Extract every line where the string "areas" appears.
** begin MATERIAL FOR THIS EXERCISE **
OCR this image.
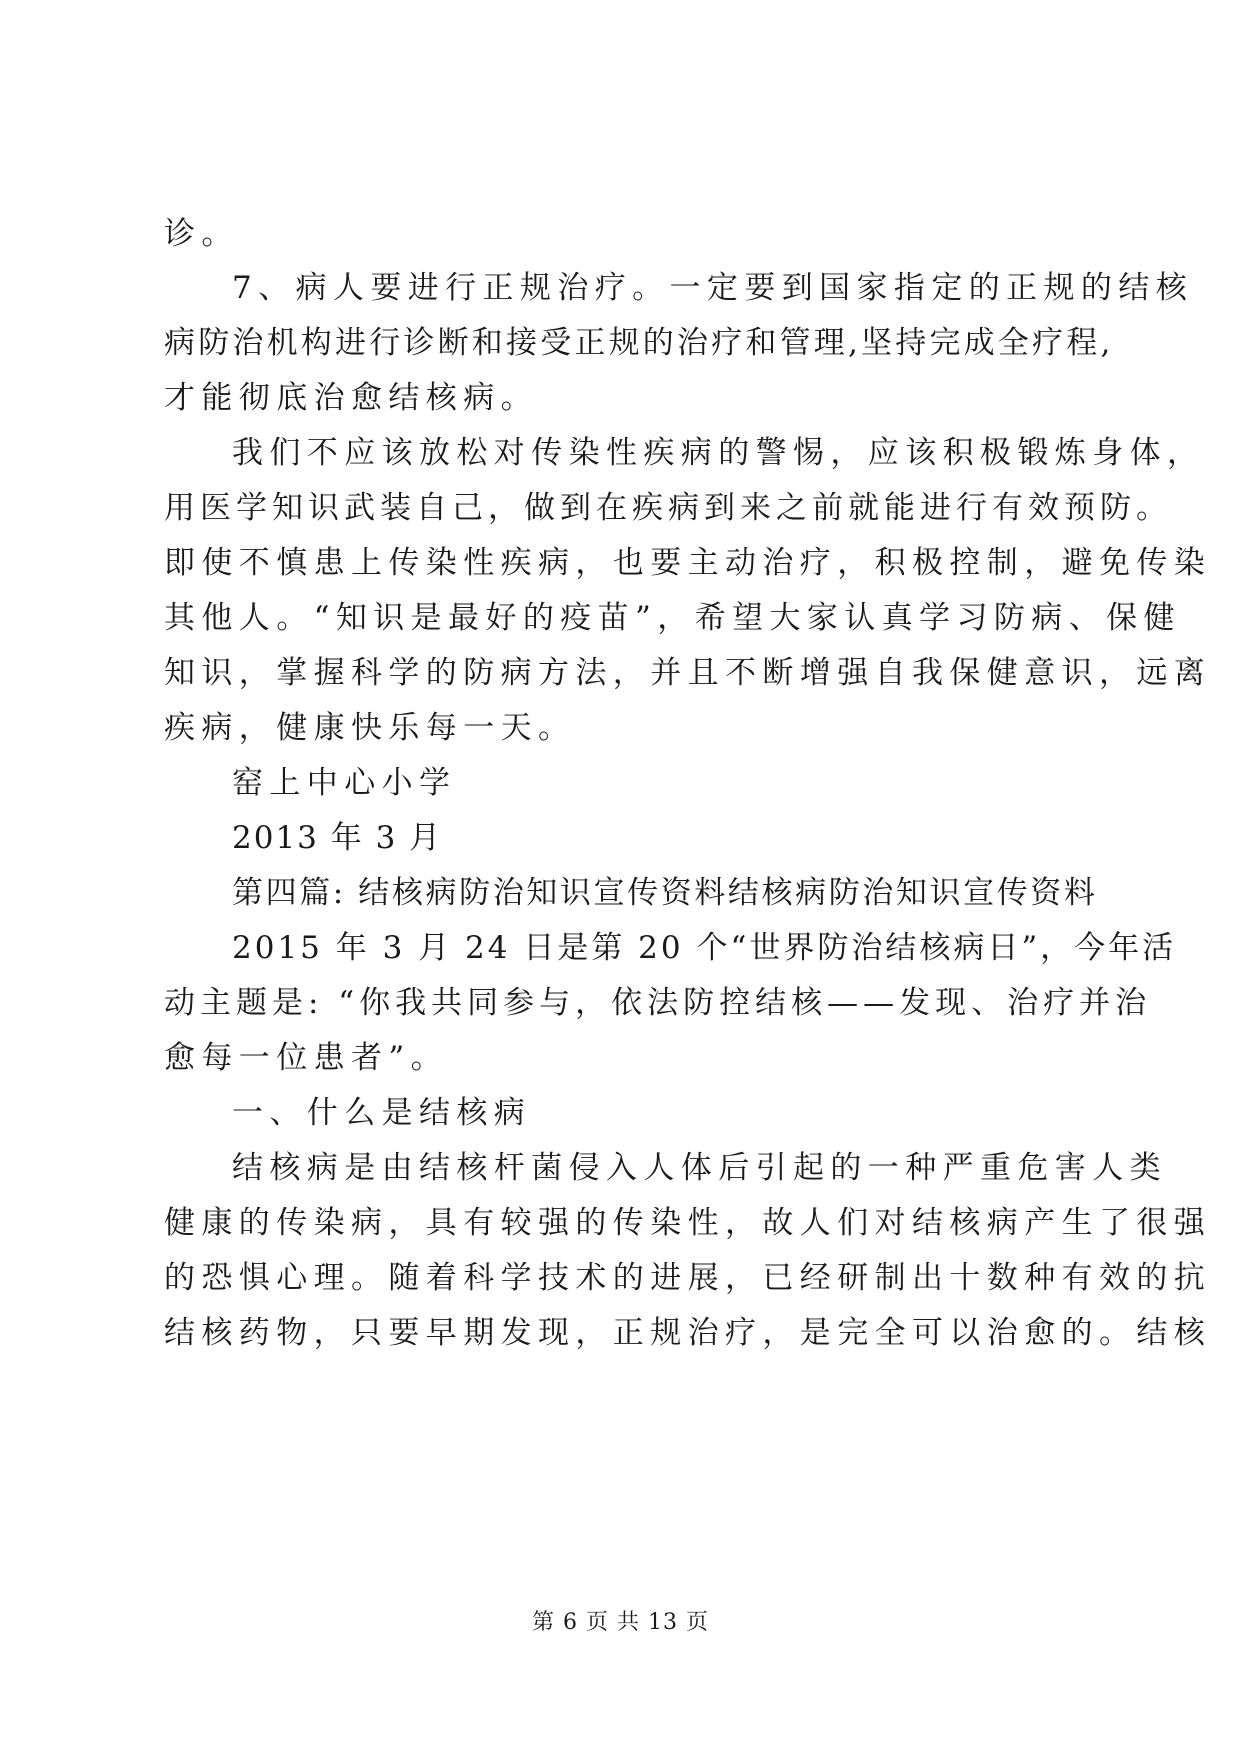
诊。
7、病人要进行正规治疗。一定要到国家指定的正规的结核
病防治机构进行诊断和接受正规的治疗和管理,坚持完成全疗程,
才能彻底治愈结核病。
我们不应该放松对传染性疾病的警惕，应该积极锻炼身体，
用医学知识武装自己，做到在疾病到来之前就能进行有效预防。
即使不慎患上传染性疾病，也要主动治疗，积极控制，避免传染
其他人。“知识是最好的疫苗”，希望大家认真学习防病、保健
知识，掌握科学的防病方法，并且不断增强自我保健意识，远离
疾病，健康快乐每一天。
窑上中心小学
2013 年 3 月
第四篇: 结核病防治知识宣传资料结核病防治知识宣传资料
2015 年 3 月 24 日是第 20 个“世界防治结核病日”，今年活
动主题是: “你我共同参与，依法防控结核——发现、治疗并治
愈每一位患者”。
一、什么是结核病
结核病是由结核杆菌侵入人体后引起的一种严重危害人类
健康的传染病，具有较强的传染性，故人们对结核病产生了很强
的恐惧心理。随着科学技术的进展，已经研制出十数种有效的抗
结核药物，只要早期发现，正规治疗，是完全可以治愈的。结核
第 6 页 共 13 页
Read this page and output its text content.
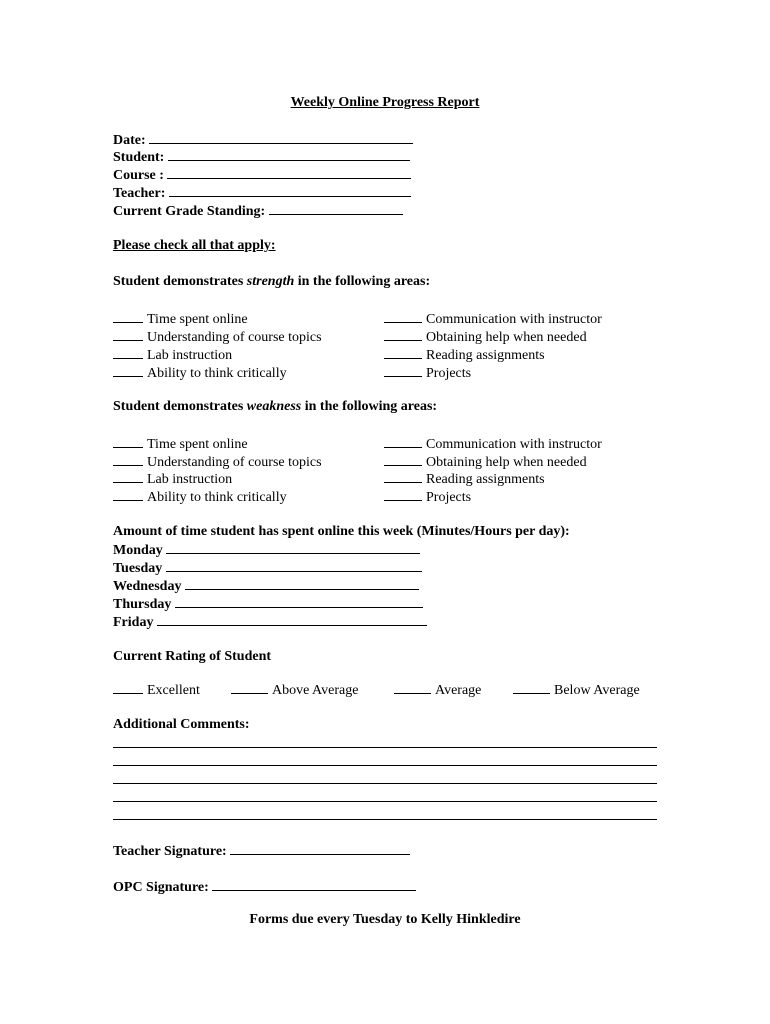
Weekly Online Progress Report
Date:
Student:
Course :
Teacher:
Current Grade Standing:
Please check all that apply:
Student demonstrates strength in the following areas:
Time spent online
Understanding of course topics
Lab instruction
Ability to think critically
Communication with instructor
Obtaining help when needed
Reading assignments
Projects
Student demonstrates weakness in the following areas:
Time spent online
Understanding of course topics
Lab instruction
Ability to think critically
Communication with instructor
Obtaining help when needed
Reading assignments
Projects
Amount of time student has spent online this week (Minutes/Hours per day):
Monday
Tuesday
Wednesday
Thursday
Friday
Current Rating of Student
Excellent	Above Average	Average	Below Average
Additional Comments:
Teacher Signature:
OPC Signature:
Forms due every Tuesday to Kelly Hinkledire
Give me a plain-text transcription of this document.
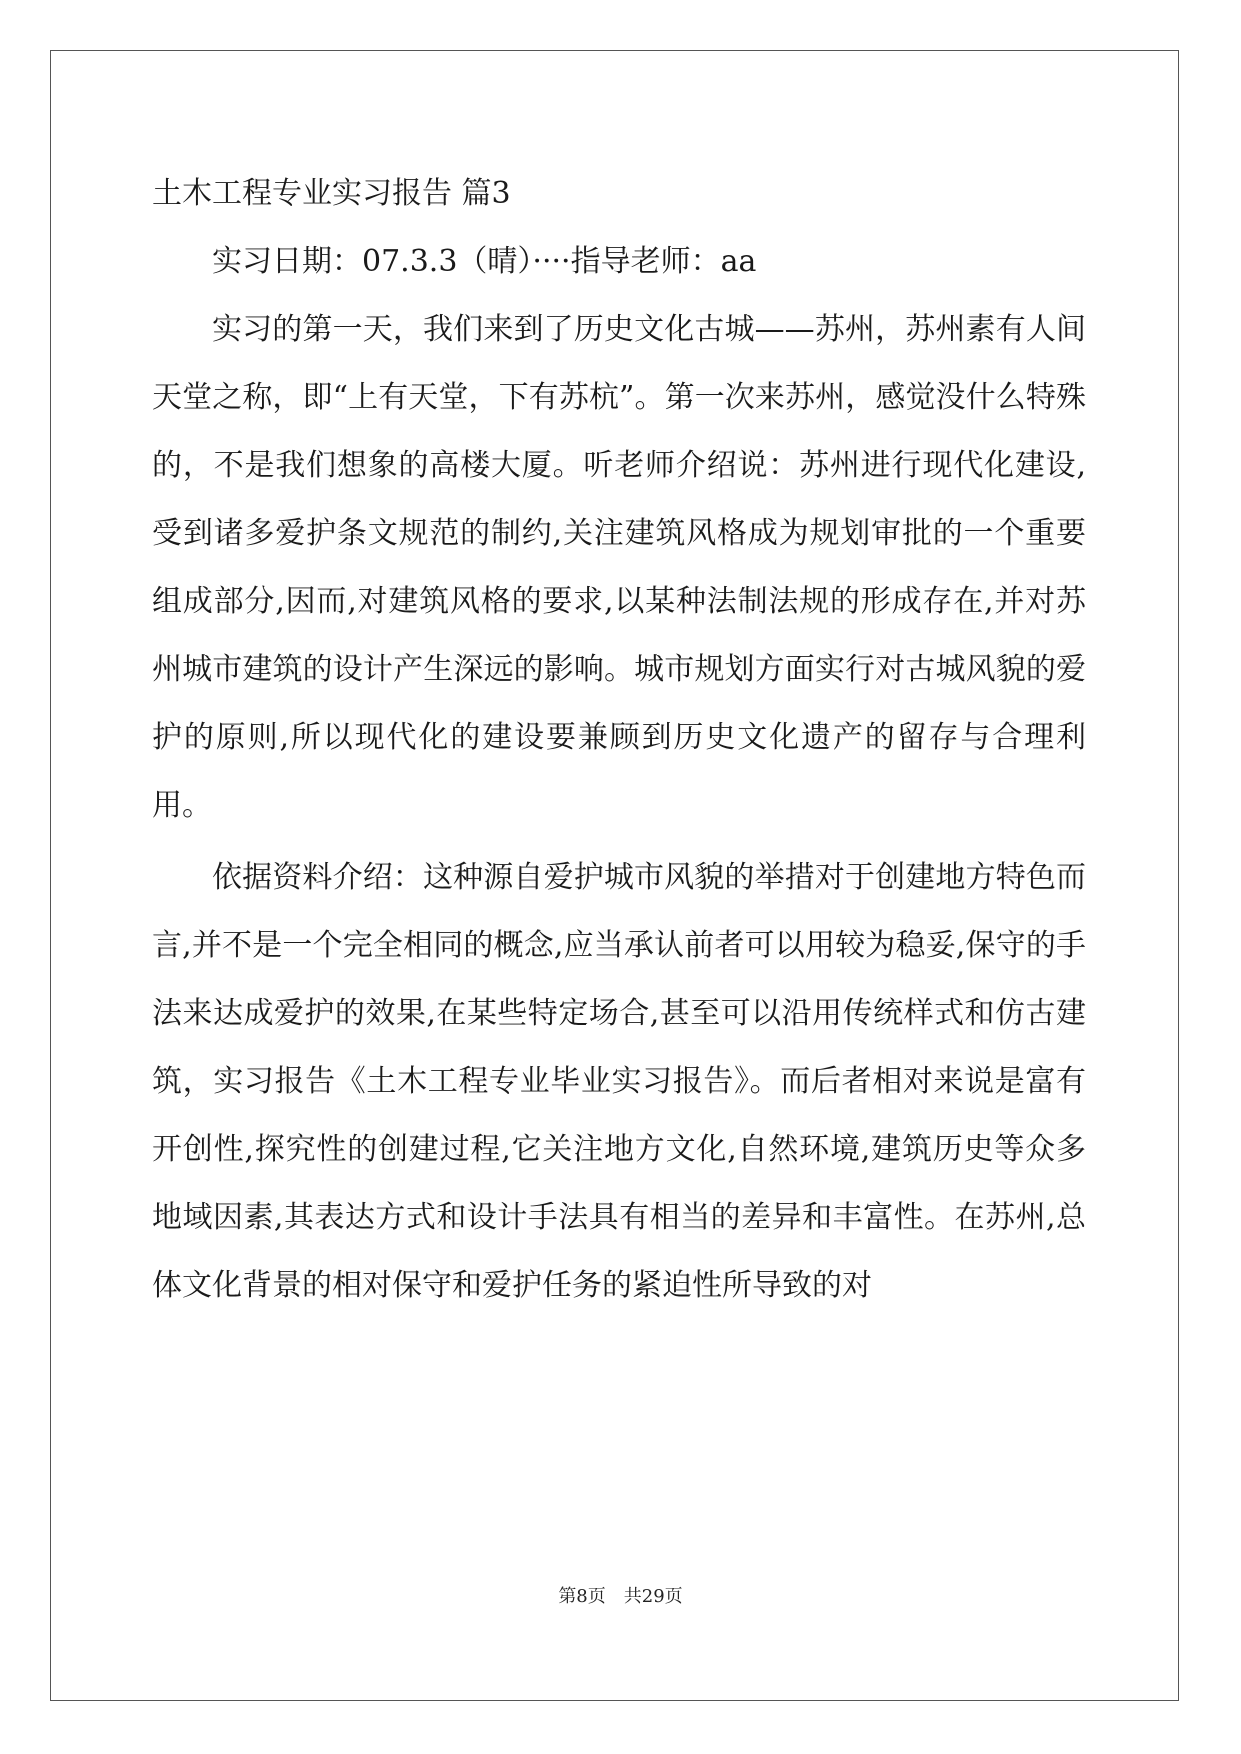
土木工程专业实习报告 篇3

实习日期：07.3.3（晴）····指导老师：aa

实习的第一天，我们来到了历史文化古城——苏州，苏州素有人间天堂之称，即“上有天堂，下有苏杭”。第一次来苏州，感觉没什么特殊的，不是我们想象的高楼大厦。听老师介绍说：苏州进行现代化建设,受到诸多爱护条文规范的制约,关注建筑风格成为规划审批的一个重要组成部分,因而,对建筑风格的要求,以某种法制法规的形成存在,并对苏州城市建筑的设计产生深远的影响。城市规划方面实行对古城风貌的爱护的原则,所以现代化的建设要兼顾到历史文化遗产的留存与合理利用。

依据资料介绍：这种源自爱护城市风貌的举措对于创建地方特色而言,并不是一个完全相同的概念,应当承认前者可以用较为稳妥,保守的手法来达成爱护的效果,在某些特定场合,甚至可以沿用传统样式和仿古建筑，实习报告《土木工程专业毕业实习报告》。而后者相对来说是富有开创性,探究性的创建过程,它关注地方文化,自然环境,建筑历史等众多地域因素,其表达方式和设计手法具有相当的差异和丰富性。在苏州,总体文化背景的相对保守和爱护任务的紧迫性所导致的对

第8页 共29页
** end MATERIAL FOR THIS EXERCISE **
- _SOLUTION TO THE PROBLEM_:
Student demonstrates strength in the following areas:
Student demonstrates weakness in the following areas:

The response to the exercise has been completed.